··· Artículo ···

La traducción permite
además introducir nuevos modelos de expresión en la lengua receptora, al
crear o calcar por mimetismo nuevas estructuras formales y léxicas2.
Así ocurrió, por ejemplo, en la mal llamada Escuela de Traductores de
Toledo, en la época de mecenazgo del rey Alfonso X (1252-1287), cuando
equipos de traductores (en los que podían participar un arabista y un
romancista, un enmendador, un capitulador y un glosador) se ocuparon de
verter indirectamente en lengua romance obras árabes sobre astronomía y
astrología, después de haberlas traducido al latín. El castellano se
benefició así, gracias a la traducción, de la creación de una prosa
científica propia. Es probable que fueran los colaboradores judíos los
que indujeran al rey a usar el castellano como lengua de destino, por su
aversión al latín, instrumento de la Iglesia cristiana. También fue
decisiva, claro está, la tendencia de todas las lenguas vulgares a
desarrollar un modo de expresión que pudiera competir con el latín como
instrumento didáctico. De todos modos, esta capacidad de enriquecimiento
de la lengua receptora, que es consecuencia de la capacidad polinizadora
de la traducción, puede en ocasiones transmutarse en contaminación: así
ocurrió, por ejemplo, en el siglo
XVIII, cuando tuvo lugar una
desmesurada presencia del galicismo, consecuencia del sinfín de
traducciones hechas a partir del francés, no siempre por personas
suficientemente cualificadas. Resulta interesante descubrir cómo los
debates de la época sobre cuestiones léxicas y sintácticas están muchas
veces cargados ideológicamente: la crítica al galicismo puede venir
acompañada de una motivación política, separando así a galófobos de
galófilos. La alusión al galicismo, evidentemente, tiene su contrapunto
en la defensa de la lengua castellana.
Igualmente,
la traducción cumple una función literaria, pues los traductores
importan géneros o modelos literarios que pueden resultar desconocidos
en la lengua de llegada.
Así, por
ejemplo, en la renovación de la lírica áurea española tuvo una
importancia decisiva la traducción que Boscán hizo de
Il Cortegiano de Baldassare
Castiglione, que fue publicada en Barcelona en 1534 y que supuso un paso
más en los avances iniciados seis años antes, cuando Boscán comenzó a
probar «en lengua castellana sonetos y otras artes de trovas usadas por
los buenos autores de Italia» (1957: 89), siguiendo así los consejos del
embajador italiano Andrea Navagero. Evidentemente, esta situación se
repite en muchos otros contextos:
así, por ejemplo, en el periodo realista, y limitándonos
simplemente al campo de la novela, es destacable la importancia que tuvo
la recepción de Stendhal y Balzac entre 1868 y 1880 por su papel como
autores que determinaron la transición del Romanticismo al Realismo; la
irrupción de Zola y el Naturalismo entre 1880 y 1890; el surgimiento del
espiritualismo (1890-1900) gracias a la influencia de una serie de
autores franceses y rusos; la presencia de Eça de Queiroz y su
anticlericalismo; las traducciones de novelistas norteamericanos como
Hawthorne, Poe y Twain; la abundante traducción de cuentos y la labor
desarrollada por las publicaciones periódicas en la difusión de estos y
muchos otros autores3.

··· Bloque de datos ···

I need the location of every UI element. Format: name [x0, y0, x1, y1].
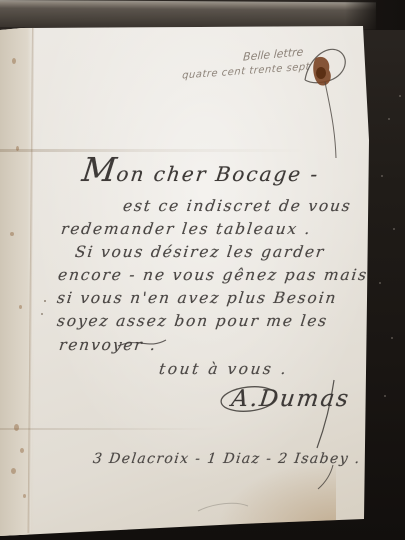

···

** Tarea **
Prosigue el artículo sobre las funciones de la traducción a partir de su última oración.

** Respuesta del ejercicio **
La traducción también logra
una función interpretativa, dado que las sucesivas traducciones de una
misma obra revelan sus nuevas facetas y resultan muchas veces relecturas
actualizadas de ella4.
Este fenómeno, habitualmente definido como «retraducción», es debido a
causas muy diversas: sustitución de versiones anteriores, que pueden
resultar defectuosas, por patente incompetencia del traductor o por
haberse desarrollado en condiciones poco propicias (contextos de
censura, traducciones hechas a partir de versiones intermedias o a
partir de originales poco fiables, etc.); revisiones llevadas a cabo con
el fin de alcanzar un nuevo público (por ejemplo, lectores infantiles y
juveniles o hablantes de una determinada variedad dialectal); posible
«caducidad» de las versiones anteriores (necesidad de actualización, con
el fin de satisfacer las necesidades de los nuevos receptores). De
hecho, esta última circunstancia suele muchas veces asociarse con un
supuesto carácter secundario de la traducción respecto a los textos
originales, presentados como paradigmas absolutos de corrección, y sería
consecuencia, por tanto, de una cualidad intrínseca de las traducciones.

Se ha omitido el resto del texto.